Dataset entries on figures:

<<<<

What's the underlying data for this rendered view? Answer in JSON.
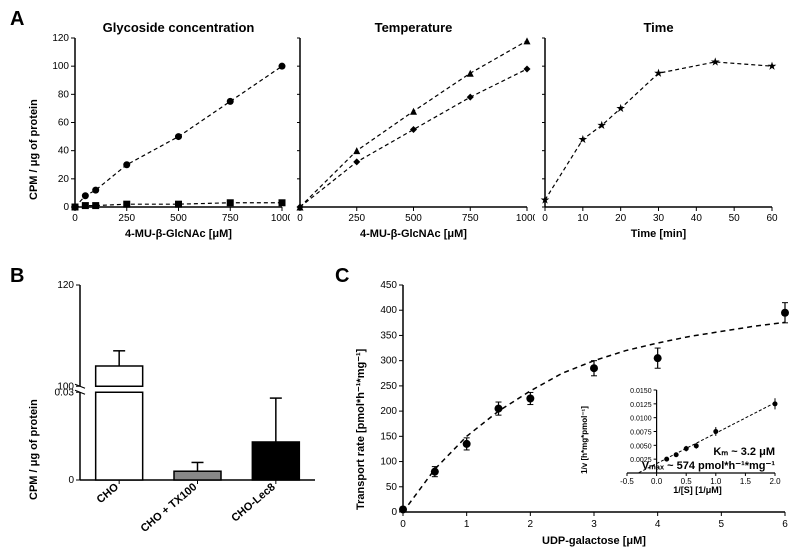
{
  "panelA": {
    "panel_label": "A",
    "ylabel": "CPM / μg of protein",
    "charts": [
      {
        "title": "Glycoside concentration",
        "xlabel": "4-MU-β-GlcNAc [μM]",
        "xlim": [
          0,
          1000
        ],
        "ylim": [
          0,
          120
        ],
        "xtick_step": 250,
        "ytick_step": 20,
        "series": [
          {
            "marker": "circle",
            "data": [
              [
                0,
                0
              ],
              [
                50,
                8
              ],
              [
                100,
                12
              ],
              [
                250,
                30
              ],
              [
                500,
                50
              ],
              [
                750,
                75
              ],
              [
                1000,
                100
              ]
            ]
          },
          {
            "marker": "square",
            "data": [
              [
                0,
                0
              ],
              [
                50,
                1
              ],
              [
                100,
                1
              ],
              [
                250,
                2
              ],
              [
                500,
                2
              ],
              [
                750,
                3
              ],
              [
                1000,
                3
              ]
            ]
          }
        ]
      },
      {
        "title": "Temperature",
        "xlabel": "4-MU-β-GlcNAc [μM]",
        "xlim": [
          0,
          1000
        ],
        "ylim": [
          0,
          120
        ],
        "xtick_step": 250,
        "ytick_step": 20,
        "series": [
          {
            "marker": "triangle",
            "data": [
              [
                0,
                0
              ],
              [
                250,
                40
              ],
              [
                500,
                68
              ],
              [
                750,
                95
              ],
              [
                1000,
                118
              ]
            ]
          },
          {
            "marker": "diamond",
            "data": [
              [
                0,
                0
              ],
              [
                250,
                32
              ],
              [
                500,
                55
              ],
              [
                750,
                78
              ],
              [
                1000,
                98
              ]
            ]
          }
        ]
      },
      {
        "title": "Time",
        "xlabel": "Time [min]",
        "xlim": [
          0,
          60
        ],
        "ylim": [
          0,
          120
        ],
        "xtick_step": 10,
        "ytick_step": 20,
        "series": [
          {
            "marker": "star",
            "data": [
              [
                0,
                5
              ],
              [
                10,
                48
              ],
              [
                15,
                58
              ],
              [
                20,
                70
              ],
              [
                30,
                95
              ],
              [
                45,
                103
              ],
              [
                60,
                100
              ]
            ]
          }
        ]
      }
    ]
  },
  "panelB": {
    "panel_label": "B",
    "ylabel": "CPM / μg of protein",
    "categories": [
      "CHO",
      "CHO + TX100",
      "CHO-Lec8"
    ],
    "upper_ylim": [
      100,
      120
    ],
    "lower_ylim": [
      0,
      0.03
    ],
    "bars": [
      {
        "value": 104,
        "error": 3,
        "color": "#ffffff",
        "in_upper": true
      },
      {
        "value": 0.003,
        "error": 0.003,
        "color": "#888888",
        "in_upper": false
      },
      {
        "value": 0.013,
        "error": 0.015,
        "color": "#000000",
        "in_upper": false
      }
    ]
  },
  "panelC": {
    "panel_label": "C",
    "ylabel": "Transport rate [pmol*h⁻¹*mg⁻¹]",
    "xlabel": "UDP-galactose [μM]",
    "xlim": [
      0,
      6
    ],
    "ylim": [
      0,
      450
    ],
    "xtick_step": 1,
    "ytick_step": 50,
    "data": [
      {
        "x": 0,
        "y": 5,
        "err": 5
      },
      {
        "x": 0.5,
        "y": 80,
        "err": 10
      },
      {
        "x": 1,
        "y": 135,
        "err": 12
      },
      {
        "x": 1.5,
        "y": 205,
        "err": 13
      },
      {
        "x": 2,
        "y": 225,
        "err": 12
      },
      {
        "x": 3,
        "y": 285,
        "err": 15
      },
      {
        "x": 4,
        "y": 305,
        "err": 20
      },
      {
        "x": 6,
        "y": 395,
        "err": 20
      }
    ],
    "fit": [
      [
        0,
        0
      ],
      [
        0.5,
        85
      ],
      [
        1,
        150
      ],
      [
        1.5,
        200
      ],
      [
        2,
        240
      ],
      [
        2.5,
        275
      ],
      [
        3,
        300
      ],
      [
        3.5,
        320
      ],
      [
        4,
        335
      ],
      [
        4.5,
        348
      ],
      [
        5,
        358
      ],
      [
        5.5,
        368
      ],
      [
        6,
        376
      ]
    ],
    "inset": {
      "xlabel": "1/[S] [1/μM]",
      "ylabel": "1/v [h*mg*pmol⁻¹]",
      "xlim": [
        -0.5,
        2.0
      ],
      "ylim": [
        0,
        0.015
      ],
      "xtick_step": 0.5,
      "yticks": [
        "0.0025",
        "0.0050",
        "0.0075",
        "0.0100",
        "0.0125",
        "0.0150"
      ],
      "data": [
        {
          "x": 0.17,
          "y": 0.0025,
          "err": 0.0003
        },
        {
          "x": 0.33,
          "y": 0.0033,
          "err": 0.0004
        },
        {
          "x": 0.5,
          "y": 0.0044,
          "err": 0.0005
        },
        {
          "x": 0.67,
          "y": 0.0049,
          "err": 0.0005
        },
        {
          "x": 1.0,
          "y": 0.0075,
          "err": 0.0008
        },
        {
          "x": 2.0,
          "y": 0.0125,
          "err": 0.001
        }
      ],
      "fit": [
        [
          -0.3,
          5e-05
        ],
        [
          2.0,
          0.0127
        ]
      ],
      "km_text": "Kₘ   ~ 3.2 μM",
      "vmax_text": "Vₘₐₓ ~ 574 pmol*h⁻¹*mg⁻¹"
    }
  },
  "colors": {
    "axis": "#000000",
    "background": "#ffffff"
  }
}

>>>>

**Exercise instructions**
Once the pictures are set aside, restate the remaining data above exactly.

**Result for this task**
What's the underlying data for this rendered view? Answer in JSON.
{
  "panelA": {
    "panel_label": "A",
    "ylabel": "CPM / μg of protein",
    "charts": [
      {
        "title": "Glycoside concentration",
        "xlabel": "4-MU-β-GlcNAc [μM]",
        "xlim": [
          0,
          1000
        ],
        "ylim": [
          0,
          120
        ],
        "xtick_step": 250,
        "ytick_step": 20,
        "series": [
          {
            "marker": "circle",
            "data": [
              [
                0,
                0
              ],
              [
                50,
                8
              ],
              [
                100,
                12
              ],
              [
                250,
                30
              ],
              [
                500,
                50
              ],
              [
                750,
                75
              ],
              [
                1000,
                100
              ]
            ]
          },
          {
            "marker": "square",
            "data": [
              [
                0,
                0
              ],
              [
                50,
                1
              ],
              [
                100,
                1
              ],
              [
                250,
                2
              ],
              [
                500,
                2
              ],
              [
                750,
                3
              ],
              [
                1000,
                3
              ]
            ]
          }
        ]
      },
      {
        "title": "Temperature",
        "xlabel": "4-MU-β-GlcNAc [μM]",
        "xlim": [
          0,
          1000
        ],
        "ylim": [
          0,
          120
        ],
        "xtick_step": 250,
        "ytick_step": 20,
        "series": [
          {
            "marker": "triangle",
            "data": [
              [
                0,
                0
              ],
              [
                250,
                40
              ],
              [
                500,
                68
              ],
              [
                750,
                95
              ],
              [
                1000,
                118
              ]
            ]
          },
          {
            "marker": "diamond",
            "data": [
              [
                0,
                0
              ],
              [
                250,
                32
              ],
              [
                500,
                55
              ],
              [
                750,
                78
              ],
              [
                1000,
                98
              ]
            ]
          }
        ]
      },
      {
        "title": "Time",
        "xlabel": "Time [min]",
        "xlim": [
          0,
          60
        ],
        "ylim": [
          0,
          120
        ],
        "xtick_step": 10,
        "ytick_step": 20,
        "series": [
          {
            "marker": "star",
            "data": [
              [
                0,
                5
              ],
              [
                10,
                48
              ],
              [
                15,
                58
              ],
              [
                20,
                70
              ],
              [
                30,
                95
              ],
              [
                45,
                103
              ],
              [
                60,
                100
              ]
            ]
          }
        ]
      }
    ]
  },
  "panelB": {
    "panel_label": "B",
    "ylabel": "CPM / μg of protein",
    "categories": [
      "CHO",
      "CHO + TX100",
      "CHO-Lec8"
    ],
    "upper_ylim": [
      100,
      120
    ],
    "lower_ylim": [
      0,
      0.03
    ],
    "bars": [
      {
        "value": 104,
        "error": 3,
        "color": "#ffffff",
        "in_upper": true
      },
      {
        "value": 0.003,
        "error": 0.003,
        "color": "#888888",
        "in_upper": false
      },
      {
        "value": 0.013,
        "error": 0.015,
        "color": "#000000",
        "in_upper": false
      }
    ]
  },
  "panelC": {
    "panel_label": "C",
    "ylabel": "Transport rate [pmol*h⁻¹*mg⁻¹]",
    "xlabel": "UDP-galactose [μM]",
    "xlim": [
      0,
      6
    ],
    "ylim": [
      0,
      450
    ],
    "xtick_step": 1,
    "ytick_step": 50,
    "data": [
      {
        "x": 0,
        "y": 5,
        "err": 5
      },
      {
        "x": 0.5,
        "y": 80,
        "err": 10
      },
      {
        "x": 1,
        "y": 135,
        "err": 12
      },
      {
        "x": 1.5,
        "y": 205,
        "err": 13
      },
      {
        "x": 2,
        "y": 225,
        "err": 12
      },
      {
        "x": 3,
        "y": 285,
        "err": 15
      },
      {
        "x": 4,
        "y": 305,
        "err": 20
      },
      {
        "x": 6,
        "y": 395,
        "err": 20
      }
    ],
    "fit": [
      [
        0,
        0
      ],
      [
        0.5,
        85
      ],
      [
        1,
        150
      ],
      [
        1.5,
        200
      ],
      [
        2,
        240
      ],
      [
        2.5,
        275
      ],
      [
        3,
        300
      ],
      [
        3.5,
        320
      ],
      [
        4,
        335
      ],
      [
        4.5,
        348
      ],
      [
        5,
        358
      ],
      [
        5.5,
        368
      ],
      [
        6,
        376
      ]
    ],
    "inset": {
      "xlabel": "1/[S] [1/μM]",
      "ylabel": "1/v [h*mg*pmol⁻¹]",
      "xlim": [
        -0.5,
        2.0
      ],
      "ylim": [
        0,
        0.015
      ],
      "xtick_step": 0.5,
      "yticks": [
        "0.0025",
        "0.0050",
        "0.0075",
        "0.0100",
        "0.0125",
        "0.0150"
      ],
      "data": [
        {
          "x": 0.17,
          "y": 0.0025,
          "err": 0.0003
        },
        {
          "x": 0.33,
          "y": 0.0033,
          "err": 0.0004
        },
        {
          "x": 0.5,
          "y": 0.0044,
          "err": 0.0005
        },
        {
          "x": 0.67,
          "y": 0.0049,
          "err": 0.0005
        },
        {
          "x": 1.0,
          "y": 0.0075,
          "err": 0.0008
        },
        {
          "x": 2.0,
          "y": 0.0125,
          "err": 0.001
        }
      ],
      "fit": [
        [
          -0.3,
          5e-05
        ],
        [
          2.0,
          0.0127
        ]
      ],
      "km_text": "Kₘ   ~ 3.2 μM",
      "vmax_text": "Vₘₐₓ ~ 574 pmol*h⁻¹*mg⁻¹"
    }
  },
  "colors": {
    "axis": "#000000",
    "background": "#ffffff"
  }
}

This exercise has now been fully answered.